▶ _Objective_
Skip all pictures, then print the remaining material exactly.

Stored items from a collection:
-------------------------
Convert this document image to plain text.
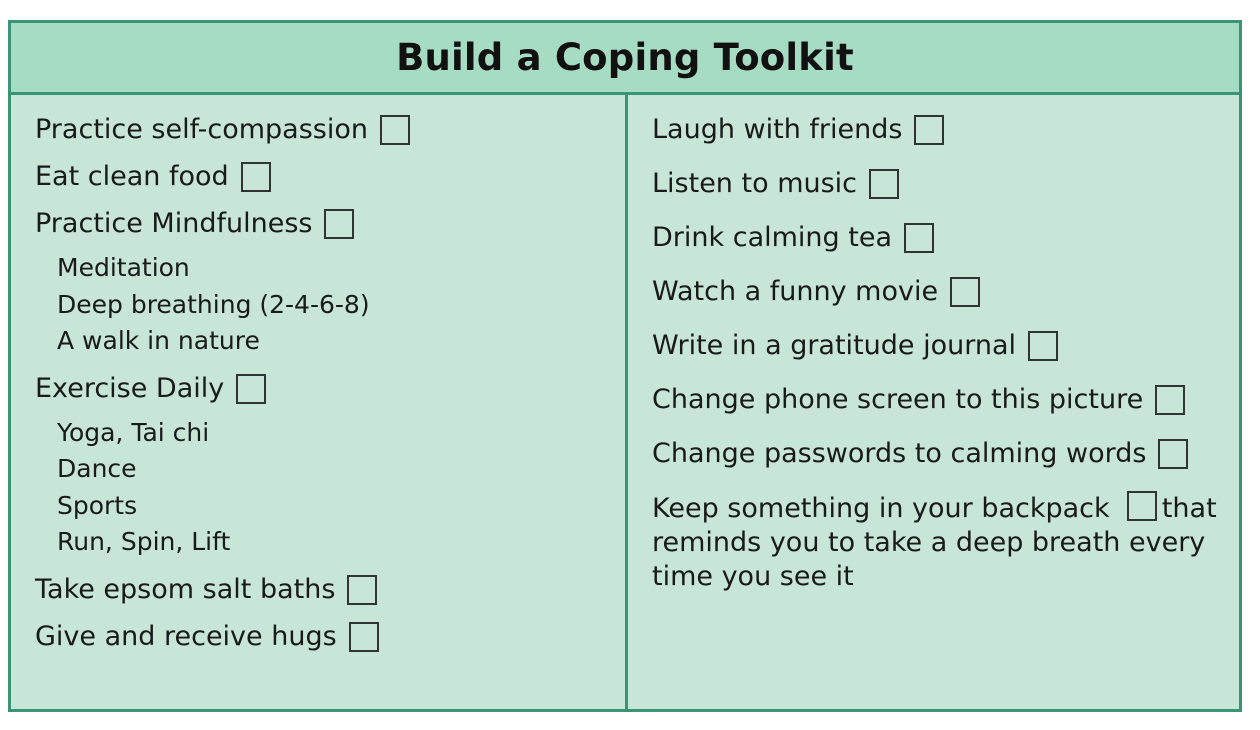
Build a Coping Toolkit
Practice self-compassion
Eat clean food
Practice Mindfulness
Meditation
Deep breathing (2-4-6-8)
A walk in nature
Exercise Daily
Yoga, Tai chi
Dance
Sports
Run, Spin, Lift
Take epsom salt baths
Give and receive hugs
Laugh with friends
Listen to music
Drink calming tea
Watch a funny movie
Write in a gratitude journal
Change phone screen to this picture
Change passwords to calming words
Keep something in your backpack that reminds you to take a deep breath every time you see it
-------------------------
▶ _Exercise result_
Convert this document image to plain text.
Build a Coping Toolkit
Practice self-compassion
Eat clean food
Practice Mindfulness
Meditation
Deep breathing (2-4-6-8)
A walk in nature
Exercise Daily
Yoga, Tai chi
Dance
Sports
Run, Spin, Lift
Take epsom salt baths
Give and receive hugs
Laugh with friends
Listen to music
Drink calming tea
Watch a funny movie
Write in a gratitude journal
Change phone screen to this picture
Change passwords to calming words
Keep something in your backpack that reminds you to take a deep breath every time you see it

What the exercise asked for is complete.